- [Problem]:
Select all lines holding the word "JSON" from the entries that follow.

- [Exercise material]:

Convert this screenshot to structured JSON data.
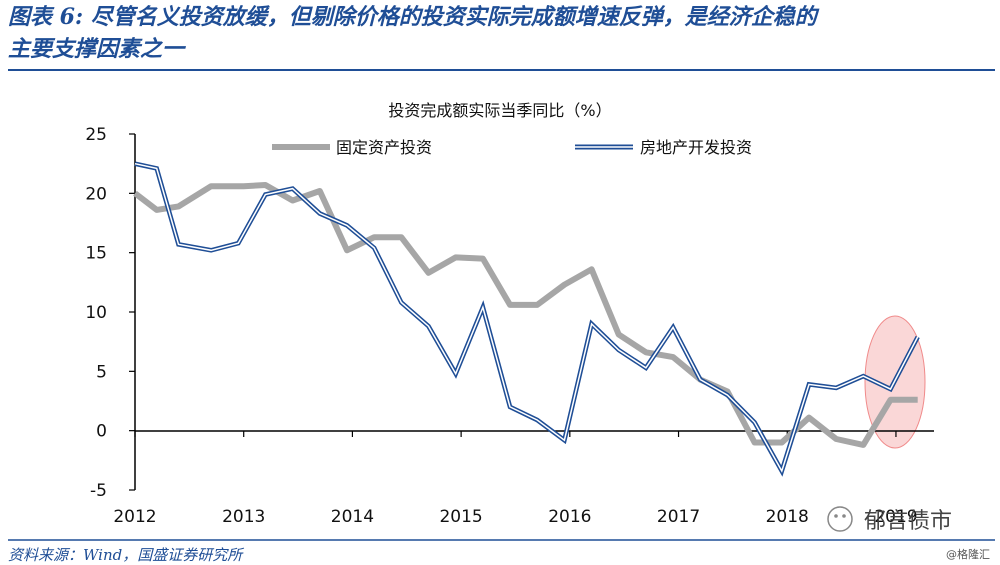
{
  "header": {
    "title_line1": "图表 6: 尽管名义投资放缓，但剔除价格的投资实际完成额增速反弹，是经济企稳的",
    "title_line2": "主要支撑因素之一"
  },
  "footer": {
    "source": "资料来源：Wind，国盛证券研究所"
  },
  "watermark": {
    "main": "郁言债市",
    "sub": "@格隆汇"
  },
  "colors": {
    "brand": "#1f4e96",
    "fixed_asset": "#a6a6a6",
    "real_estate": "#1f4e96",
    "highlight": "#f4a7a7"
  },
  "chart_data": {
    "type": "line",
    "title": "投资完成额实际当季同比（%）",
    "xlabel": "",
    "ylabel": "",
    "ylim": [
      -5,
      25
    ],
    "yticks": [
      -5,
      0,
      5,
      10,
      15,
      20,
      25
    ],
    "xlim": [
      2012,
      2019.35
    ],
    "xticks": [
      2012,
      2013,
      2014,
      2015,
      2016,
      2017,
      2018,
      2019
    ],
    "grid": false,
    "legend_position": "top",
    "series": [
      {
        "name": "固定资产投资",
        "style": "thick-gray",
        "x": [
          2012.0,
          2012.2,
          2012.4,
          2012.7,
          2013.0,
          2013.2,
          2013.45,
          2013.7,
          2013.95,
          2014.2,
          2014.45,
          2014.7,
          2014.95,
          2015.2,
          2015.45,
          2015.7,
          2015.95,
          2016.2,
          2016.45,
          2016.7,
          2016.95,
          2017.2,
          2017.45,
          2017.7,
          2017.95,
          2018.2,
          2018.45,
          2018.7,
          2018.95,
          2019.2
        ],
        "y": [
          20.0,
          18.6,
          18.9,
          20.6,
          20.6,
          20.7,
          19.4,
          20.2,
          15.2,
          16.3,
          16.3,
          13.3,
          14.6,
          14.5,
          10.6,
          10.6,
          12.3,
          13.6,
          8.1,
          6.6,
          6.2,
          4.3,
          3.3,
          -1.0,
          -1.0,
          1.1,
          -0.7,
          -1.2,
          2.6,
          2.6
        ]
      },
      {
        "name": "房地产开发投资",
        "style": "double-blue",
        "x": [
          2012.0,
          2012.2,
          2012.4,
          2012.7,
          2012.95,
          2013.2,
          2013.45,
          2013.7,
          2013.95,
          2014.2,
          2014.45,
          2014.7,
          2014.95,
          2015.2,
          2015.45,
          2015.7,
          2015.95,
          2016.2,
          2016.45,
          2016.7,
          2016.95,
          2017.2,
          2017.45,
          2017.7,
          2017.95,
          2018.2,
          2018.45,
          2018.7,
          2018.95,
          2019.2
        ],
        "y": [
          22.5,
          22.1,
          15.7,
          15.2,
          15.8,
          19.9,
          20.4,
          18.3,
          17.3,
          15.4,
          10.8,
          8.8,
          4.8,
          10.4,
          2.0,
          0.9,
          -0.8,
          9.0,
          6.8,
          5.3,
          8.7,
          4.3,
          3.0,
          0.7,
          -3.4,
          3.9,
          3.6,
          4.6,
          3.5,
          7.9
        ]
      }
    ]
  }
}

* * *

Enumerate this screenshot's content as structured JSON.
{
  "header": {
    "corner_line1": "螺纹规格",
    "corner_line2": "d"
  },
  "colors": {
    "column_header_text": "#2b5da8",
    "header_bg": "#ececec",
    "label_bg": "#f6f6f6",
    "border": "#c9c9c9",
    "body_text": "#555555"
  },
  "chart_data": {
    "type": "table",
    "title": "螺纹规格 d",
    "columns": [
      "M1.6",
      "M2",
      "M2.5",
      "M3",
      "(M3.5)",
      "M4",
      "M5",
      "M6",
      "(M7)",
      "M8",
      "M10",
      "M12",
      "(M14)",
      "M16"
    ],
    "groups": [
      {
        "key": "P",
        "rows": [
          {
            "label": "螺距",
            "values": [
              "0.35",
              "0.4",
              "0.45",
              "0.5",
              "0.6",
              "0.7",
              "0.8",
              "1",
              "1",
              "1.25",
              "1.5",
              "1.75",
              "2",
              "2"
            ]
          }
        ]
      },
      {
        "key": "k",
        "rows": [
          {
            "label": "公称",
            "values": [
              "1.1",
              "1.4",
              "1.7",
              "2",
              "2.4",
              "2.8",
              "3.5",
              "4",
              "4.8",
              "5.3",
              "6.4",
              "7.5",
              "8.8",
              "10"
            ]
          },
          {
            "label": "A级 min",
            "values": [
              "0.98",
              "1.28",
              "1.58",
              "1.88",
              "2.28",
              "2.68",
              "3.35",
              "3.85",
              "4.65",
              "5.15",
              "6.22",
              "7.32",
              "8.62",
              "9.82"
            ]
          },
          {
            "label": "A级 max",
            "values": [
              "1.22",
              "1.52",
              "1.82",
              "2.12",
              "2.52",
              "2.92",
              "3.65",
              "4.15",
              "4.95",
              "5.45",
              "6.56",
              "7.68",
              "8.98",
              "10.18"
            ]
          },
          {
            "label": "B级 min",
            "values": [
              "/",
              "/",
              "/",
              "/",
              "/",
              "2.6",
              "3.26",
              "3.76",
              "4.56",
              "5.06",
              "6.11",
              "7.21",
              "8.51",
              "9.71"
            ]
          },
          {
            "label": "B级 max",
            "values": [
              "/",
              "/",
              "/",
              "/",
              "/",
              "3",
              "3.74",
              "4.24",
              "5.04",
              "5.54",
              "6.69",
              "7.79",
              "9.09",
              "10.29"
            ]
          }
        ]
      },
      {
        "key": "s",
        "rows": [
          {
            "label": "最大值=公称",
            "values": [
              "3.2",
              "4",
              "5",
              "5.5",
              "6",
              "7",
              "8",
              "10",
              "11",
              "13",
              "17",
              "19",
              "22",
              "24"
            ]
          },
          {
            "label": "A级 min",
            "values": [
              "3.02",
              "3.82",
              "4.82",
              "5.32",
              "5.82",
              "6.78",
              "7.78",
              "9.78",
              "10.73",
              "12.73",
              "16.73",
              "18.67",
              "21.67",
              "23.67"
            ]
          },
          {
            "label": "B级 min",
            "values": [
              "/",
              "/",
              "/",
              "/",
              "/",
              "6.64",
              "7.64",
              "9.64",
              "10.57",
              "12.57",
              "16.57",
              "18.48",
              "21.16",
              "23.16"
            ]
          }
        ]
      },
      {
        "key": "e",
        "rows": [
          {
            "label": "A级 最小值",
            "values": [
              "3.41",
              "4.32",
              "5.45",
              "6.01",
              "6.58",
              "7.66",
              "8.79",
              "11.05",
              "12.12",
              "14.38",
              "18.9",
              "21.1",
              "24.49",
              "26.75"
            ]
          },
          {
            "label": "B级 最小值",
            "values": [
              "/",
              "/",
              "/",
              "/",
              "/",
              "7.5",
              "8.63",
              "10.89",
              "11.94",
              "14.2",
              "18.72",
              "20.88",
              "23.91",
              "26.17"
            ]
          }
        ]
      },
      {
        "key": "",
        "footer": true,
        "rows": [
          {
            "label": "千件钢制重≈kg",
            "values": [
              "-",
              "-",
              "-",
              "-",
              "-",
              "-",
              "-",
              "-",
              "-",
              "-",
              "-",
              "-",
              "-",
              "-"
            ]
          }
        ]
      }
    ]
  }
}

- [Response]:
Convert this screenshot to structured JSON data.
Enumerate this screenshot's content as structured JSON.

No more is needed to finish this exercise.